- GIVEN PROBLEM
Repeat verbatim each line from the line with "Parse this screenshot: output" to the end of the entries. Pictures do not belong in the copy.

- RECORDS FOR THIS EXERCISE
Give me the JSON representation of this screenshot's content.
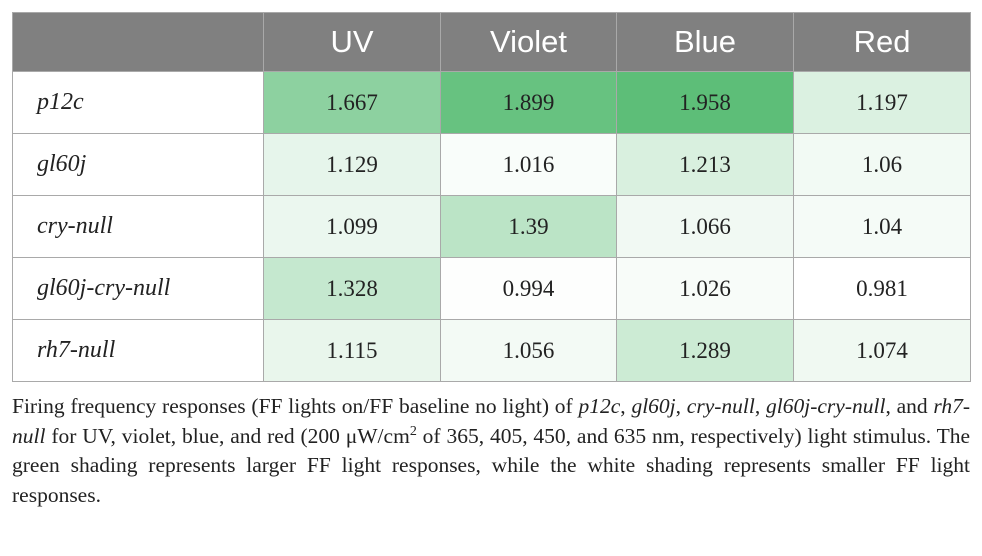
{
  "table": {
    "header": [
      "",
      "UV",
      "Violet",
      "Blue",
      "Red"
    ],
    "rows": [
      [
        "p12c",
        1.667,
        1.899,
        1.958,
        1.197
      ],
      [
        "gl60j",
        1.129,
        1.016,
        1.213,
        1.06
      ],
      [
        "cry-null",
        1.099,
        1.39,
        1.066,
        1.04
      ],
      [
        "gl60j-cry-null",
        1.328,
        0.994,
        1.026,
        0.981
      ],
      [
        "rh7-null",
        1.115,
        1.056,
        1.289,
        1.074
      ]
    ],
    "low_color": "#ffffff",
    "high_color": "#5dbe78"
  },
  "caption": [
    {
      "text": "Firing frequency responses (FF lights on/FF baseline no light) of ",
      "style": "normal"
    },
    {
      "text": "p12c",
      "style": "italic"
    },
    {
      "text": ", ",
      "style": "normal"
    },
    {
      "text": "gl60j",
      "style": "italic"
    },
    {
      "text": ", ",
      "style": "normal"
    },
    {
      "text": "cry-null",
      "style": "italic"
    },
    {
      "text": ", ",
      "style": "normal"
    },
    {
      "text": "gl60j-cry-null",
      "style": "italic"
    },
    {
      "text": ", and ",
      "style": "normal"
    },
    {
      "text": "rh7-null",
      "style": "italic"
    },
    {
      "text": " for UV, violet, blue, and red (200 μW/cm",
      "style": "normal"
    },
    {
      "text": "2",
      "style": "sup"
    },
    {
      "text": " of 365, 405, 450, and 635 nm, respectively) light stimulus. The green shading represents larger FF light responses, while the white shading represents smaller FF light responses.",
      "style": "normal"
    }
  ]
}
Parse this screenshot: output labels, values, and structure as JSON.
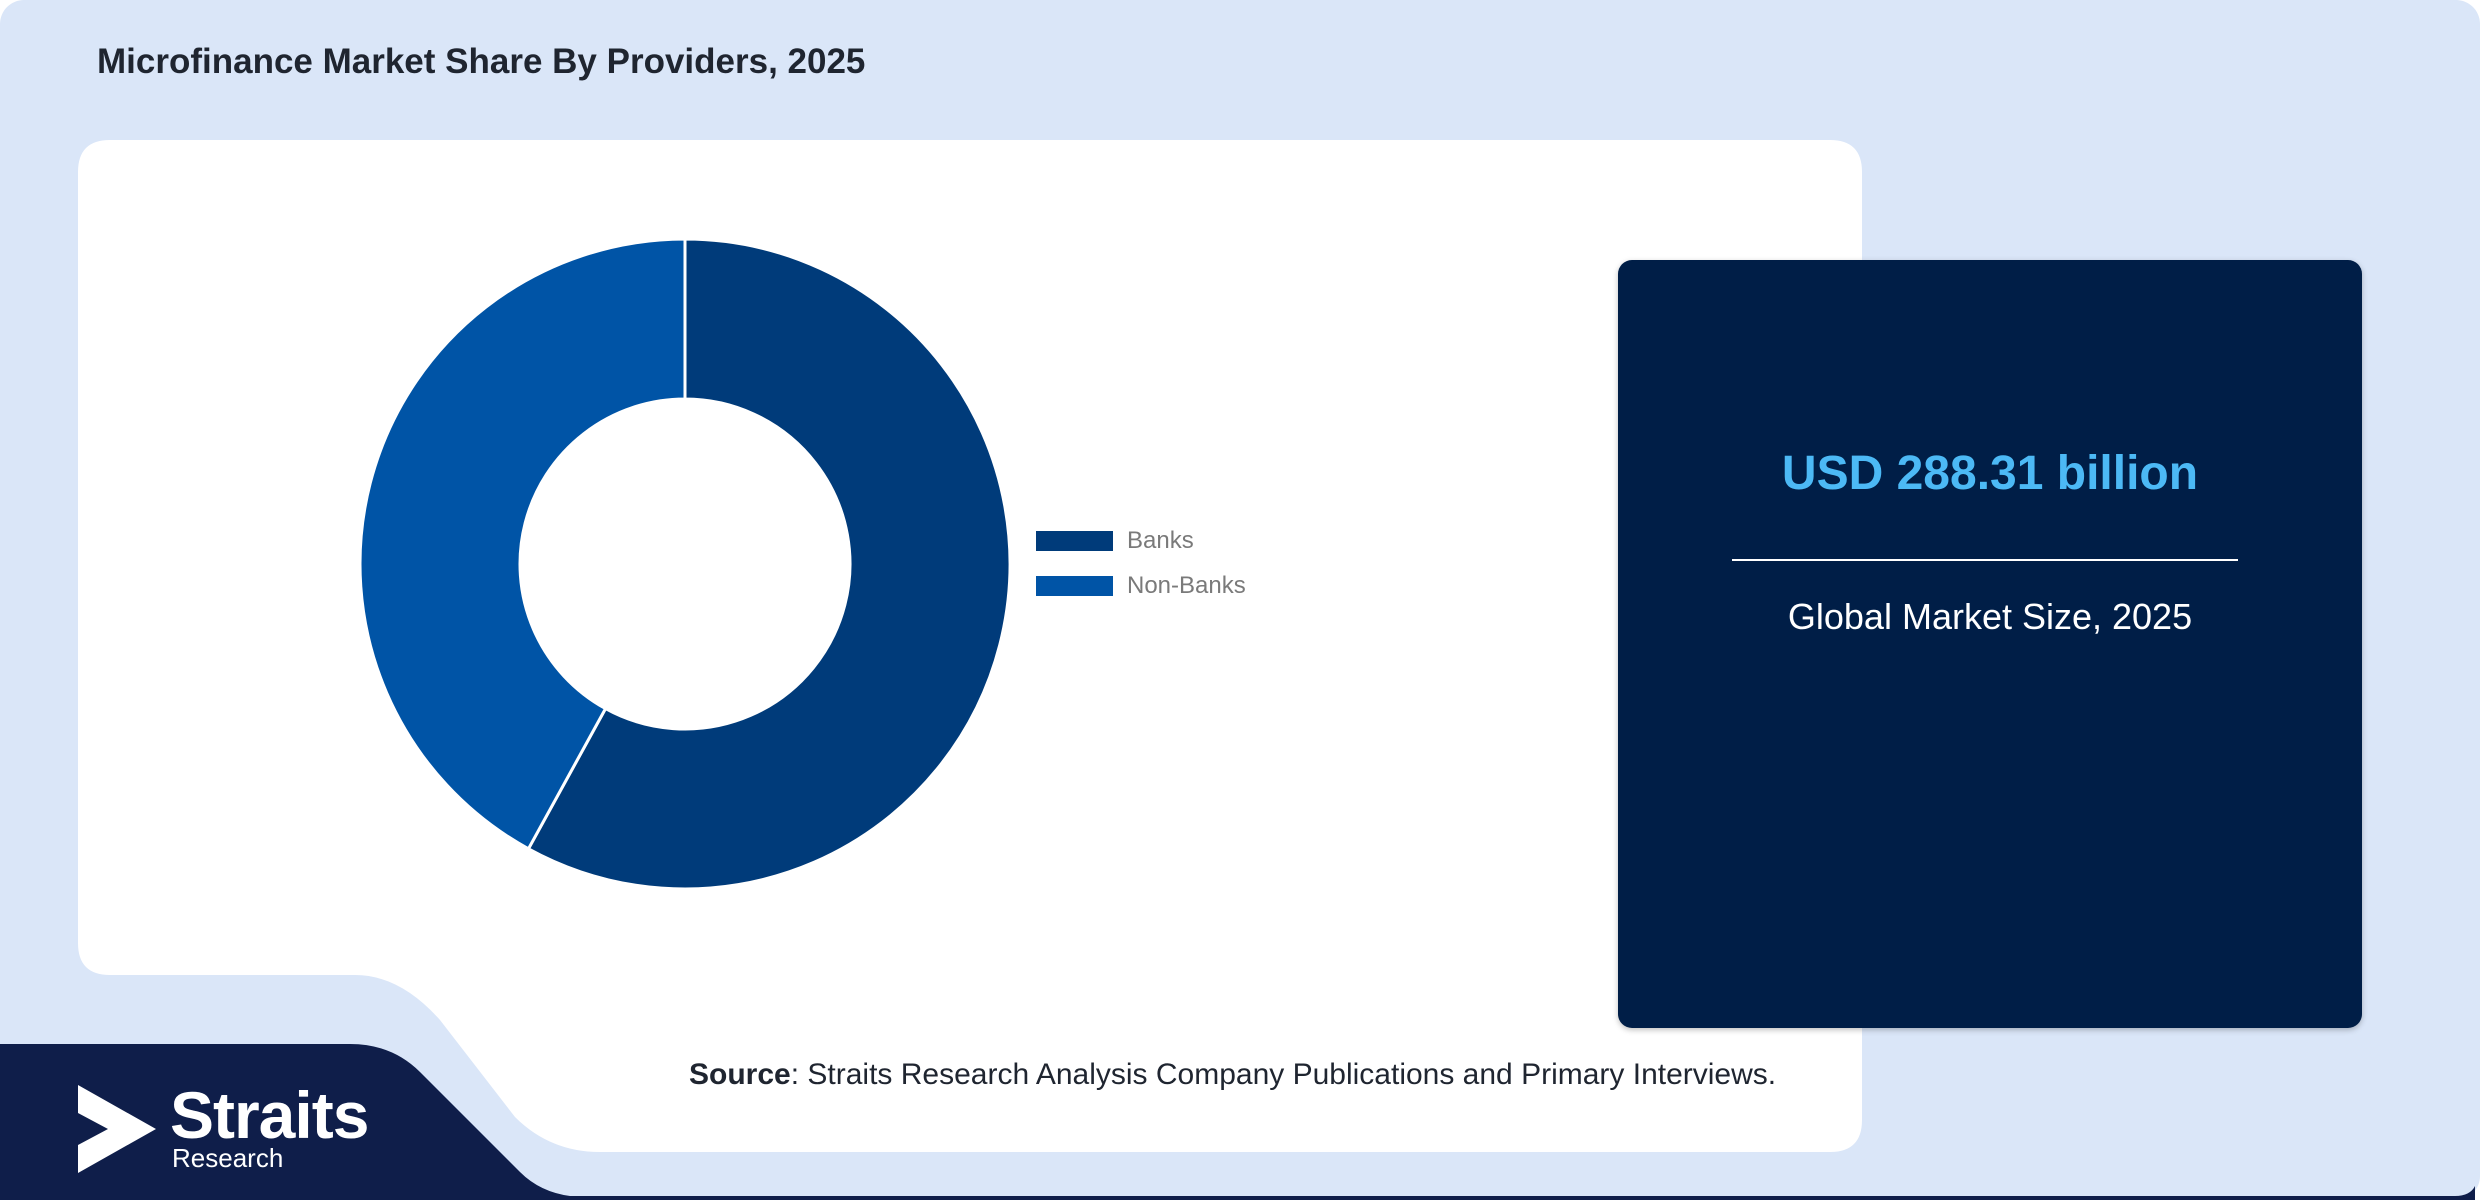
{
  "title": "Microfinance Market Share By Providers, 2025",
  "chart_data": {
    "type": "pie",
    "style": "donut",
    "categories": [
      "Banks",
      "Non-Banks"
    ],
    "values": [
      58,
      42
    ],
    "colors": [
      "#003b7a",
      "#0054a6"
    ],
    "legend_position": "right"
  },
  "card": {
    "value": "USD 288.31 billion",
    "label": "Global Market Size, 2025"
  },
  "source": {
    "prefix": "Source",
    "text": ": Straits Research Analysis Company Publications and Primary Interviews."
  },
  "logo": {
    "word": "Straits",
    "sub": "Research"
  },
  "colors": {
    "background": "#dae6f8",
    "panel": "#ffffff",
    "card": "#001e47",
    "accent": "#4cb9f5",
    "footer": "#0f1e4a"
  }
}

- FINAL RESULT
Parse this screenshot: output labels, values, and structure as JSON.
{
  "title": "Microfinance Market Share By Providers, 2025",
  "chart_data": {
    "type": "pie",
    "style": "donut",
    "categories": [
      "Banks",
      "Non-Banks"
    ],
    "values": [
      58,
      42
    ],
    "colors": [
      "#003b7a",
      "#0054a6"
    ],
    "legend_position": "right"
  },
  "card": {
    "value": "USD 288.31 billion",
    "label": "Global Market Size, 2025"
  },
  "source": {
    "prefix": "Source",
    "text": ": Straits Research Analysis Company Publications and Primary Interviews."
  },
  "logo": {
    "word": "Straits",
    "sub": "Research"
  },
  "colors": {
    "background": "#dae6f8",
    "panel": "#ffffff",
    "card": "#001e47",
    "accent": "#4cb9f5",
    "footer": "#0f1e4a"
  }
}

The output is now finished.